### WHAT YOU HAVE TO DO
Spot each line in the records below where the word "this" occurs, then copy it.

### DATASET ENTRIES
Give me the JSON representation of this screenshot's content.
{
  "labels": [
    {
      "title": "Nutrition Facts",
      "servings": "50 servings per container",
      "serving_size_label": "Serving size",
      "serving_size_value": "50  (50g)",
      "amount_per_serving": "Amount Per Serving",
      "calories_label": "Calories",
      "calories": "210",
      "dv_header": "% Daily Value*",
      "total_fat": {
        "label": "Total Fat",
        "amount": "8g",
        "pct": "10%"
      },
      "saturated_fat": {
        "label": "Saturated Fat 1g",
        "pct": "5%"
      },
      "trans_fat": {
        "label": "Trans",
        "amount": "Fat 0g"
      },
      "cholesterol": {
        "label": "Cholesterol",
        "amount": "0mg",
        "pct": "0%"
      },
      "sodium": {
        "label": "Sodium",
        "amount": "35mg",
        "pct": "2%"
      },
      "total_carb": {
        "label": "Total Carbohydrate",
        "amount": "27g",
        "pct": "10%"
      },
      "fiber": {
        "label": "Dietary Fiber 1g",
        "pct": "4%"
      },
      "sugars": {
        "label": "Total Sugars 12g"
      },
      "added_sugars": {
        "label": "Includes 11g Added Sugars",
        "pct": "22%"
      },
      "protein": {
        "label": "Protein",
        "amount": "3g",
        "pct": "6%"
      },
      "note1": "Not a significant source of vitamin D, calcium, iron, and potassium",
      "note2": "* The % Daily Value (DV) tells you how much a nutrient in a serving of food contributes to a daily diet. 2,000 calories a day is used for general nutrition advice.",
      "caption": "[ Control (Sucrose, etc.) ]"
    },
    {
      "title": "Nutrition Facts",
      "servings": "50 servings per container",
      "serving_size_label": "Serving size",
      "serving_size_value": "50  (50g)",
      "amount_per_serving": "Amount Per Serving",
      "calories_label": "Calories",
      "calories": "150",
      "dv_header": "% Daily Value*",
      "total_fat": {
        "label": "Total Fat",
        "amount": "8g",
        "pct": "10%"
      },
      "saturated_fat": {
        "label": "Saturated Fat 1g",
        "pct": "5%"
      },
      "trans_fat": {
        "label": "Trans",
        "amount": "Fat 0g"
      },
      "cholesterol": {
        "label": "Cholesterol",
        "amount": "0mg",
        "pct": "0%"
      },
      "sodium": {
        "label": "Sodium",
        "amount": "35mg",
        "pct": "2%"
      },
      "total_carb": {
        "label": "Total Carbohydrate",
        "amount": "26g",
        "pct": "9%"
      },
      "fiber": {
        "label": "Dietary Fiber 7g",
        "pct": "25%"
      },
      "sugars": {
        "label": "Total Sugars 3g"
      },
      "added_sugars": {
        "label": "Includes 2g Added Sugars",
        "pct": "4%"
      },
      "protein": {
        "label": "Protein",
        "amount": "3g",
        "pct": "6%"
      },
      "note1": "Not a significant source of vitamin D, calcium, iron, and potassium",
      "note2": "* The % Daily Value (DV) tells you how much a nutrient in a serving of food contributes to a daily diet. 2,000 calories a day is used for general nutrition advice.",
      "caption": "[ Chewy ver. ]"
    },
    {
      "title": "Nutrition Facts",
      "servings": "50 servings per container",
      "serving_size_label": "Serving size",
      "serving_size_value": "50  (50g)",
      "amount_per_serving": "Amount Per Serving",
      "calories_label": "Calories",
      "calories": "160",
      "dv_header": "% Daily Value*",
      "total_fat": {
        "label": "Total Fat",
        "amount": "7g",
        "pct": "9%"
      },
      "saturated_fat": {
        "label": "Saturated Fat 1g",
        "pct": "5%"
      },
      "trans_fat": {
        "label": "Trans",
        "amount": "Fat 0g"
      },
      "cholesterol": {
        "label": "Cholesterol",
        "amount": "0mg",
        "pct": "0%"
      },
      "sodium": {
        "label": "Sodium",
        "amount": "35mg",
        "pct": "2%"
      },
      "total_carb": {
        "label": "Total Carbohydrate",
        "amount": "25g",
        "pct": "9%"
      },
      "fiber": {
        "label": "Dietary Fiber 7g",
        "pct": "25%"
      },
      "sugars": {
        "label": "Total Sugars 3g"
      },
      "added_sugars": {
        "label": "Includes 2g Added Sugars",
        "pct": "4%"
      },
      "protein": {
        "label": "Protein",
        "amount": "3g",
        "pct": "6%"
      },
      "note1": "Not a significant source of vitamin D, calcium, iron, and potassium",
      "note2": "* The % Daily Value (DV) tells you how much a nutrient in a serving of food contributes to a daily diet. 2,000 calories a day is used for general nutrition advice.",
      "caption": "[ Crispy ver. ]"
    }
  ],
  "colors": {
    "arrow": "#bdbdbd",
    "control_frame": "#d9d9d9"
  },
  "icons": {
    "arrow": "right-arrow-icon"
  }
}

==

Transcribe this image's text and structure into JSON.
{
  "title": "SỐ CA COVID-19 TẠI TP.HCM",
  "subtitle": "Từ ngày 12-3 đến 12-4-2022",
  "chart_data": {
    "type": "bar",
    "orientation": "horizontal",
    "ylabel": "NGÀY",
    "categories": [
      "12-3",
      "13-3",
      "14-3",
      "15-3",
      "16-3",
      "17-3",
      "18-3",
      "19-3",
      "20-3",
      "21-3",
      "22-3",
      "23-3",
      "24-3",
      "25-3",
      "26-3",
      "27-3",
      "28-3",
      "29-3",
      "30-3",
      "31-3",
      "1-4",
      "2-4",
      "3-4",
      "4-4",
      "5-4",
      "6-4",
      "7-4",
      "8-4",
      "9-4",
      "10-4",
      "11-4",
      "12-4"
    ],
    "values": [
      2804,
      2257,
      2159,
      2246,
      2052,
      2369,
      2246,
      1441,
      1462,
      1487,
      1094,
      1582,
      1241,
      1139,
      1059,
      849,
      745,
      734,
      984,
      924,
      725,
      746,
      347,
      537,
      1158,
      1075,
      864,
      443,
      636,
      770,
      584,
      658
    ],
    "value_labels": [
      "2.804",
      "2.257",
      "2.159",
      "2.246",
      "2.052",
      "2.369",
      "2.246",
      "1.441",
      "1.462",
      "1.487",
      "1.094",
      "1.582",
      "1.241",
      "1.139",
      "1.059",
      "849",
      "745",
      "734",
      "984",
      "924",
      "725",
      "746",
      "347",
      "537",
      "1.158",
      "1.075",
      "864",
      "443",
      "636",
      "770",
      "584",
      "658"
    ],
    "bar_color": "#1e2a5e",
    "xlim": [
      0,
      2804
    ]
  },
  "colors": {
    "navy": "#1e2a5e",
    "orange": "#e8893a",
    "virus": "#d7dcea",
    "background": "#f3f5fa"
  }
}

### RESPONSE BELOW
Give me the JSON representation of this screenshot's content.
Transcribe this image's text and structure into JSON.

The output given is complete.